[Recorded data]
........

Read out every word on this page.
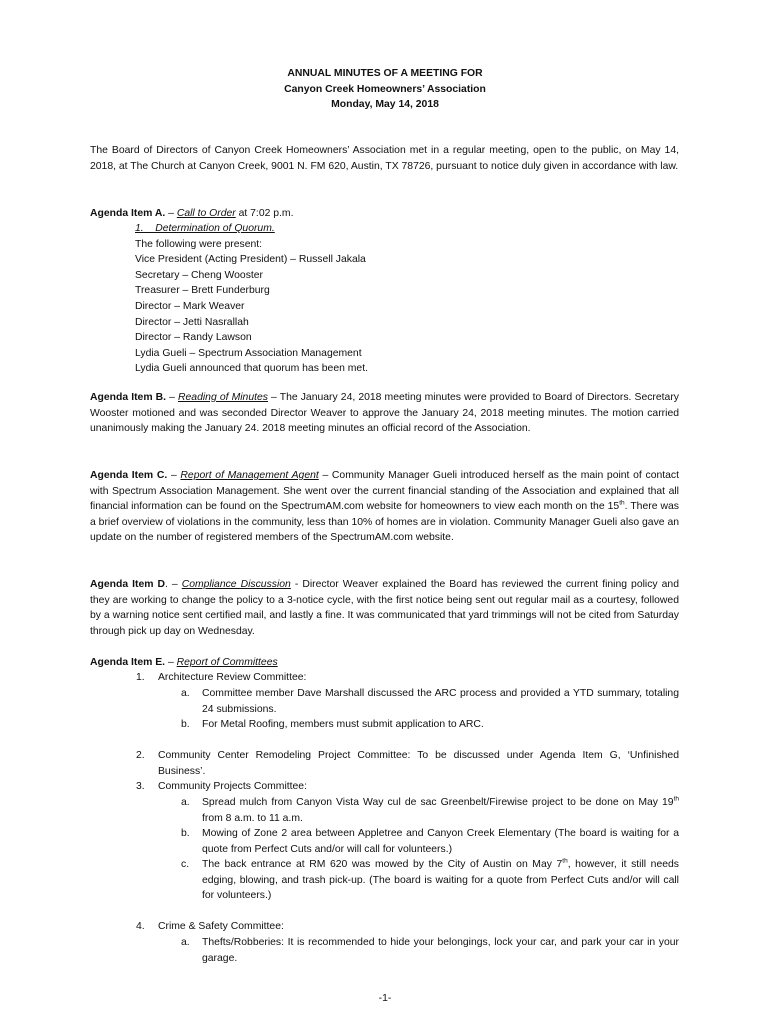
ANNUAL MINUTES OF A MEETING FOR
Canyon Creek Homeowners’ Association
Monday, May 14, 2018

The Board of Directors of Canyon Creek Homeowners’ Association met in a regular meeting, open to the public, on May 14, 2018, at The Church at Canyon Creek, 9001 N. FM 620, Austin, TX 78726, pursuant to notice duly given in accordance with law.

Agenda Item A. – Call to Order at 7:02 p.m.
1.    Determination of Quorum.
The following were present:
Vice President (Acting President) – Russell Jakala
Secretary – Cheng Wooster
Treasurer – Brett Funderburg
Director – Mark Weaver
Director – Jetti Nasrallah
Director – Randy Lawson
Lydia Gueli – Spectrum Association Management
Lydia Gueli announced that quorum has been met.

Agenda Item B. – Reading of Minutes – The January 24, 2018 meeting minutes were provided to Board of Directors. Secretary Wooster motioned and was seconded Director Weaver to approve the January 24, 2018 meeting minutes. The motion carried unanimously making the January 24. 2018 meeting minutes an official record of the Association.

Agenda Item C. – Report of Management Agent – Community Manager Gueli introduced herself as the main point of contact with Spectrum Association Management. She went over the current financial standing of the Association and explained that all financial information can be found on the SpectrumAM.com website for homeowners to view each month on the 15th. There was a brief overview of violations in the community, less than 10% of homes are in violation. Community Manager Gueli also gave an update on the number of registered members of the SpectrumAM.com website.

Agenda Item D. – Compliance Discussion - Director Weaver explained the Board has reviewed the current fining policy and they are working to change the policy to a 3-notice cycle, with the first notice being sent out regular mail as a courtesy, followed by a warning notice sent certified mail, and lastly a fine. It was communicated that yard trimmings will not be cited from Saturday through pick up day on Wednesday.

Agenda Item E. – Report of Committees
1. Architecture Review Committee:
a. Committee member Dave Marshall discussed the ARC process and provided a YTD summary, totaling 24 submissions.
b. For Metal Roofing, members must submit application to ARC.
2. Community Center Remodeling Project Committee: To be discussed under Agenda Item G, ‘Unfinished Business’.
3. Community Projects Committee:
a. Spread mulch from Canyon Vista Way cul de sac Greenbelt/Firewise project to be done on May 19th from 8 a.m. to 11 a.m.
b. Mowing of Zone 2 area between Appletree and Canyon Creek Elementary (The board is waiting for a quote from Perfect Cuts and/or will call for volunteers.)
c. The back entrance at RM 620 was mowed by the City of Austin on May 7th, however, it still needs edging, blowing, and trash pick-up. (The board is waiting for a quote from Perfect Cuts and/or will call for volunteers.)
4. Crime & Safety Committee:
a. Thefts/Robberies: It is recommended to hide your belongings, lock your car, and park your car in your garage.
-1-
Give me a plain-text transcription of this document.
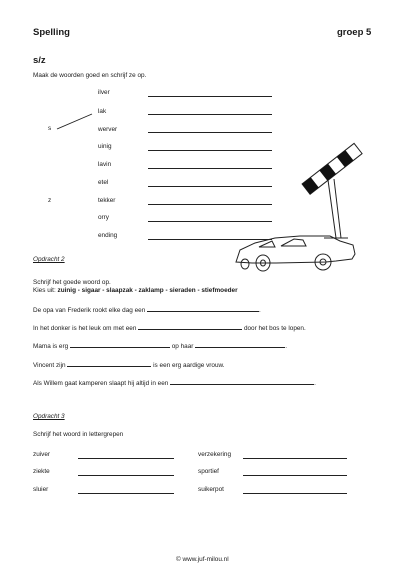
Spelling	groep 5
s/z
Maak de woorden goed en schrijf ze op.
s
z
ilver
lak
werver
uinig
lavin
etel
tekker
orry
ending
Opdracht 2
Schrijf het goede woord op.
Kies uit: zuinig - sigaar - slaapzak - zaklamp - sieraden - stiefmoeder
De opa van Frederik rookt elke dag een	.
In het donker is het leuk om met een	door het bos te lopen.
Mama is erg	op haar	.
Vincent zijn	is een erg aardige vrouw.
Als Willem gaat kamperen slaapt hij altijd in een	.
Opdracht 3
Schrijf het woord in lettergrepen
zuiver
ziekte
sluier
verzekering
sportief
suikerpot
© www.juf-milou.nl
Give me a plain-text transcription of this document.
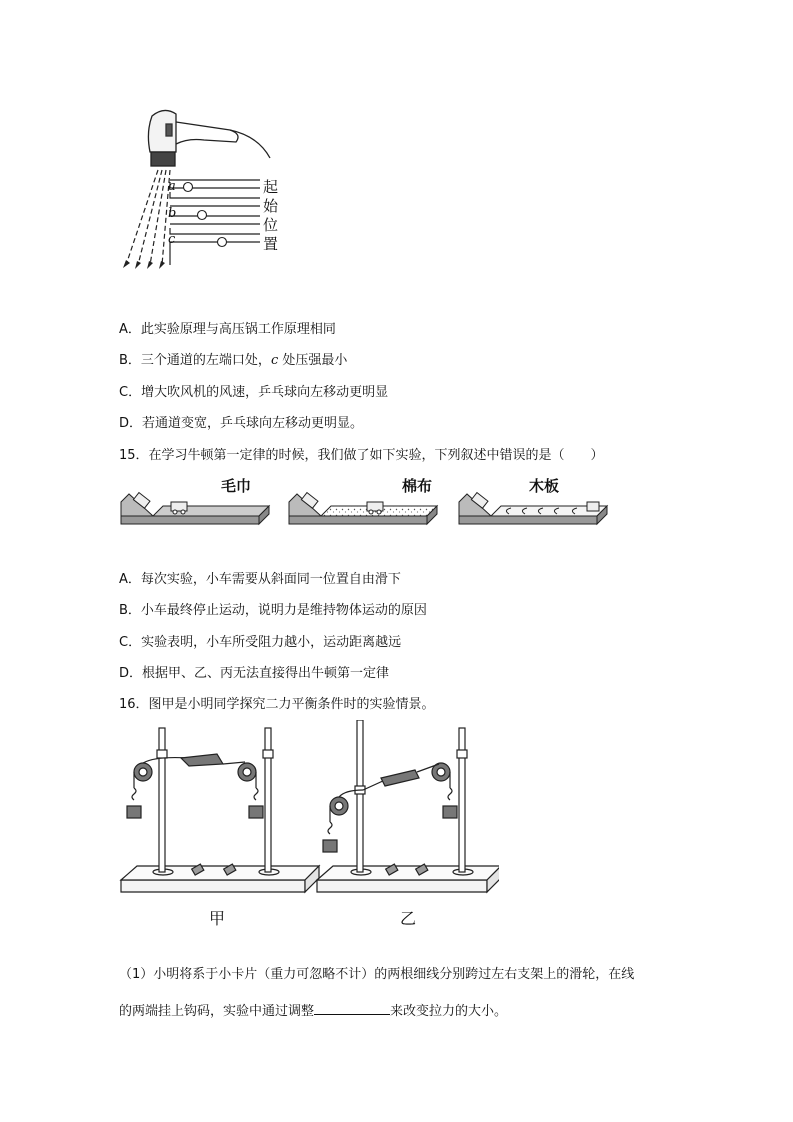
a
b
c
起
始
位
置
A．此实验原理与高压锅工作原理相同
B．三个通道的左端口处，c 处压强最小
C．增大吹风机的风速，乒乓球向左移动更明显
D．若通道变宽，乒乓球向左移动更明显。
15．在学习牛顿第一定律的时候，我们做了如下实验，下列叙述中错误的是（　　）
毛巾	棉布	木板
A．每次实验，小车需要从斜面同一位置自由滑下
B．小车最终停止运动，说明力是维持物体运动的原因
C．实验表明，小车所受阻力越小，运动距离越远
D．根据甲、乙、丙无法直接得出牛顿第一定律
16．图甲是小明同学探究二力平衡条件时的实验情景。
甲	乙
（1）小明将系于小卡片（重力可忽略不计）的两根细线分别跨过左右支架上的滑轮，在线
的两端挂上钩码，实验中通过调整	来改变拉力的大小。
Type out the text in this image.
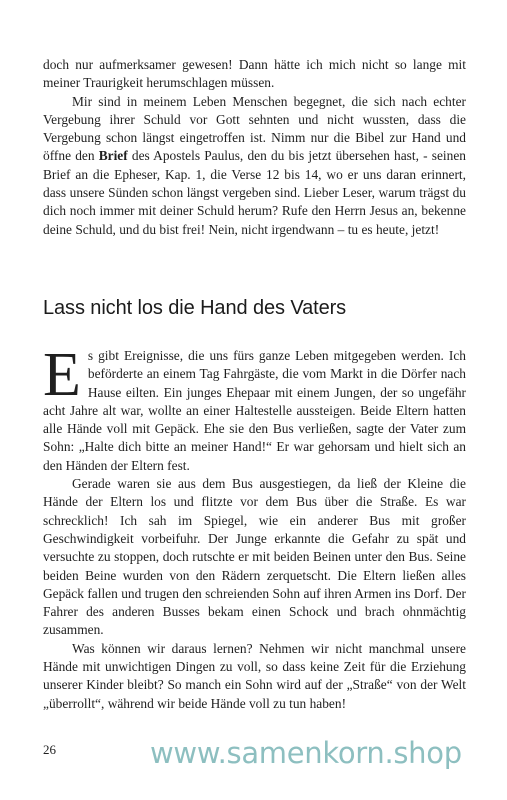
doch nur aufmerksamer gewesen! Dann hätte ich mich nicht so lange mit meiner Traurigkeit herumschlagen müssen.

Mir sind in meinem Leben Menschen begegnet, die sich nach echter Vergebung ihrer Schuld vor Gott sehnten und nicht wussten, dass die Vergebung schon längst eingetroffen ist. Nimm nur die Bibel zur Hand und öffne den Brief des Apostels Paulus, den du bis jetzt übersehen hast, - seinen Brief an die Epheser, Kap. 1, die Verse 12 bis 14, wo er uns daran erinnert, dass unsere Sünden schon längst vergeben sind. Lieber Leser, warum trägst du dich noch immer mit deiner Schuld herum? Rufe den Herrn Jesus an, bekenne deine Schuld, und du bist frei! Nein, nicht irgendwann – tu es heute, jetzt!

Lass nicht los die Hand des Vaters

Es gibt Ereignisse, die uns fürs ganze Leben mitgegeben werden. Ich beförderte an einem Tag Fahrgäste, die vom Markt in die Dörfer nach Hause eilten. Ein junges Ehepaar mit einem Jungen, der so ungefähr acht Jahre alt war, wollte an einer Haltestelle aussteigen. Beide Eltern hatten alle Hände voll mit Gepäck. Ehe sie den Bus verließen, sagte der Vater zum Sohn: „Halte dich bitte an meiner Hand!“ Er war gehorsam und hielt sich an den Händen der Eltern fest.

Gerade waren sie aus dem Bus ausgestiegen, da ließ der Kleine die Hände der Eltern los und flitzte vor dem Bus über die Straße. Es war schrecklich! Ich sah im Spiegel, wie ein anderer Bus mit großer Geschwindigkeit vorbeifuhr. Der Junge erkannte die Gefahr zu spät und versuchte zu stoppen, doch rutschte er mit beiden Beinen unter den Bus. Seine beiden Beine wurden von den Rädern zerquetscht. Die Eltern ließen alles Gepäck fallen und trugen den schreienden Sohn auf ihren Armen ins Dorf. Der Fahrer des anderen Busses bekam einen Schock und brach ohnmächtig zusammen.

Was können wir daraus lernen? Nehmen wir nicht manchmal unsere Hände mit unwichtigen Dingen zu voll, so dass keine Zeit für die Erziehung unserer Kinder bleibt? So manch ein Sohn wird auf der „Straße“ von der Welt „überrollt“, während wir beide Hände voll zu tun haben!

26	www.samenkorn.shop
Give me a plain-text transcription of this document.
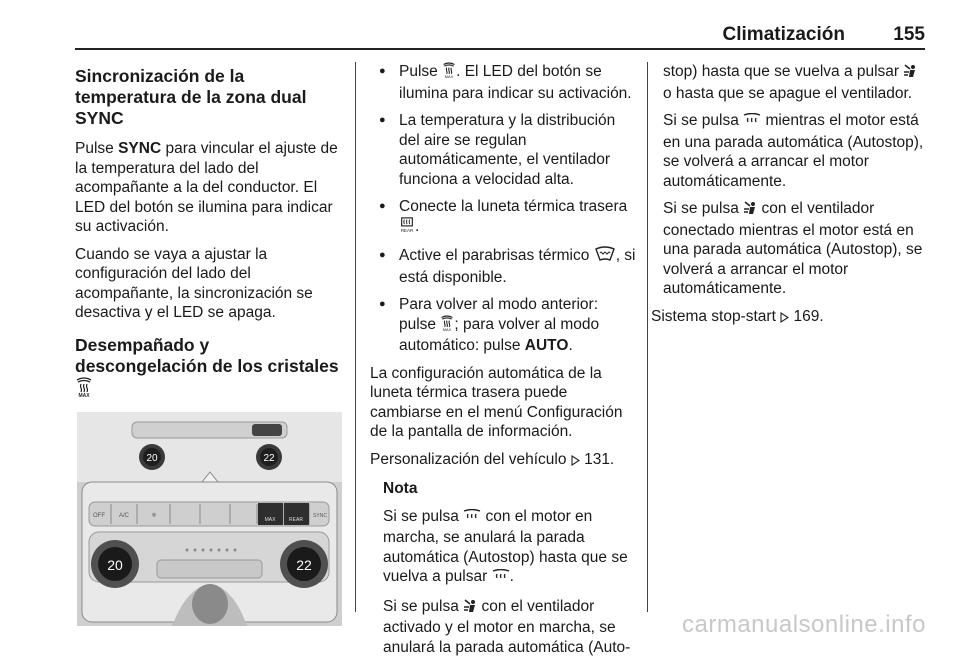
Climatización	155
Sincronización de la temperatura de la zona dual SYNC

Pulse SYNC para vincular el ajuste de la temperatura del lado del acompañante a la del conductor. El LED del botón se ilumina para indicar su activación.

Cuando se vaya a ajustar la configuración del lado del acompañante, la sincronización se desactiva y el LED se apaga.

Desempañado y descongelación de los cristales
MAX
20	22
OFF A/C	❈
MAX	REAR
SYNC
20	22
● Pulse MAX . El LED del botón se ilumina para indicar su activación.
● La temperatura y la distribución del aire se regulan automáticamente, el ventilador funciona a velocidad alta.
● Conecte la luneta térmica trasera
REAR .
● Active el parabrisas térmico , si está disponible.
● Para volver al modo anterior: pulse MAX ; para volver al modo automático: pulse AUTO.

La configuración automática de la luneta térmica trasera puede cambiarse en el menú Configuración de la pantalla de información.

Personalización del vehículo  131.

Nota

Si se pulsa  con el motor en marcha, se anulará la parada automática (Autostop) hasta que se vuelva a pulsar .

Si se pulsa  con el ventilador activado y el motor en marcha, se anulará la parada automática (Auto-

stop) hasta que se vuelva a pulsar  o hasta que se apague el ventilador.

Si se pulsa  mientras el motor está en una parada automática (Autostop), se volverá a arrancar el motor automáticamente.

Si se pulsa  con el ventilador conectado mientras el motor está en una parada automática (Autostop), se volverá a arrancar el motor automáticamente.

Sistema stop-start  169.

carmanualsonline.info
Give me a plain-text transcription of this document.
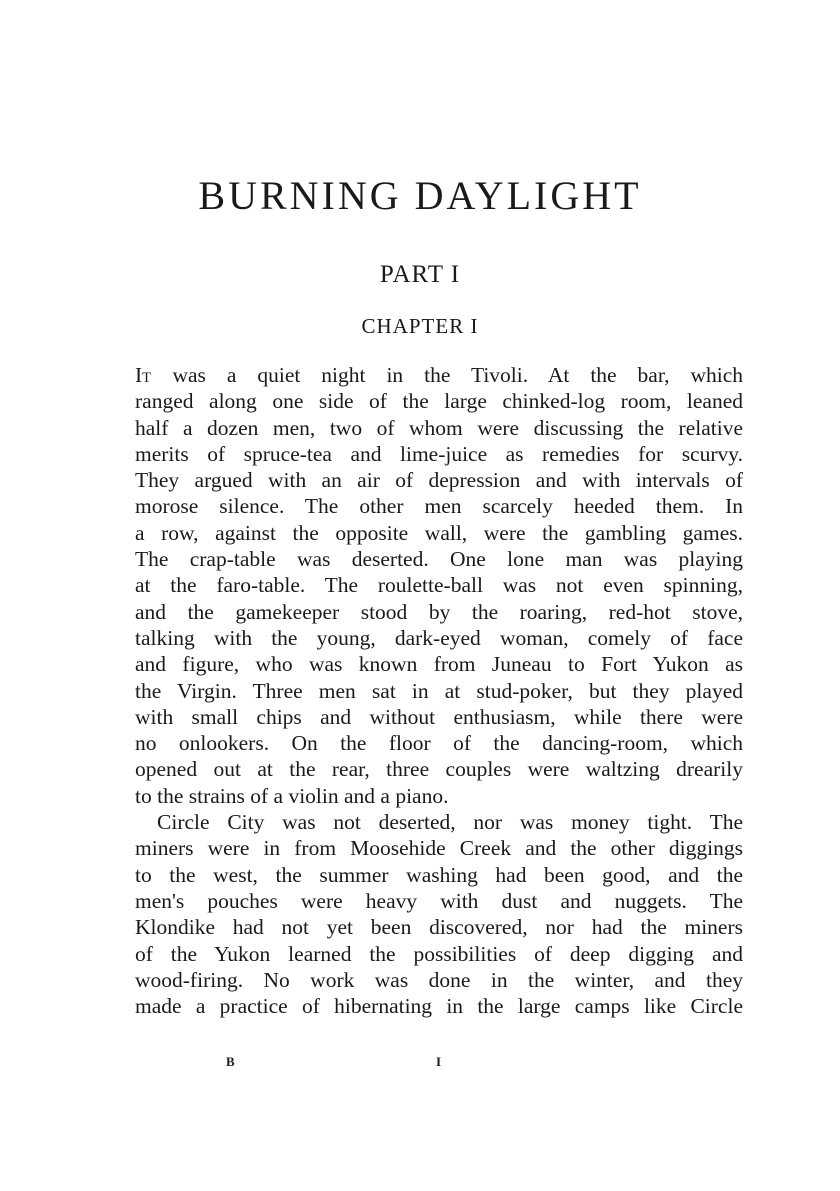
BURNING DAYLIGHT
PART I
CHAPTER I
IT was a quiet night in the Tivoli. At the bar, which
ranged along one side of the large chinked-log room, leaned
half a dozen men, two of whom were discussing the relative
merits of spruce-tea and lime-juice as remedies for scurvy.
They argued with an air of depression and with intervals of
morose silence. The other men scarcely heeded them. In
a row, against the opposite wall, were the gambling games.
The crap-table was deserted. One lone man was playing
at the faro-table. The roulette-ball was not even spinning,
and the gamekeeper stood by the roaring, red-hot stove,
talking with the young, dark-eyed woman, comely of face
and figure, who was known from Juneau to Fort Yukon as
the Virgin. Three men sat in at stud-poker, but they played
with small chips and without enthusiasm, while there were
no onlookers. On the floor of the dancing-room, which
opened out at the rear, three couples were waltzing drearily
to the strains of a violin and a piano.
Circle City was not deserted, nor was money tight. The
miners were in from Moosehide Creek and the other diggings
to the west, the summer washing had been good, and the
men's pouches were heavy with dust and nuggets. The
Klondike had not yet been discovered, nor had the miners
of the Yukon learned the possibilities of deep digging and
wood-firing. No work was done in the winter, and they
made a practice of hibernating in the large camps like Circle
B	I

........

§ Task goal
Work out how many lines of the listing above include the word "Management". Reply with nothing but the count.

§ Worked solution
2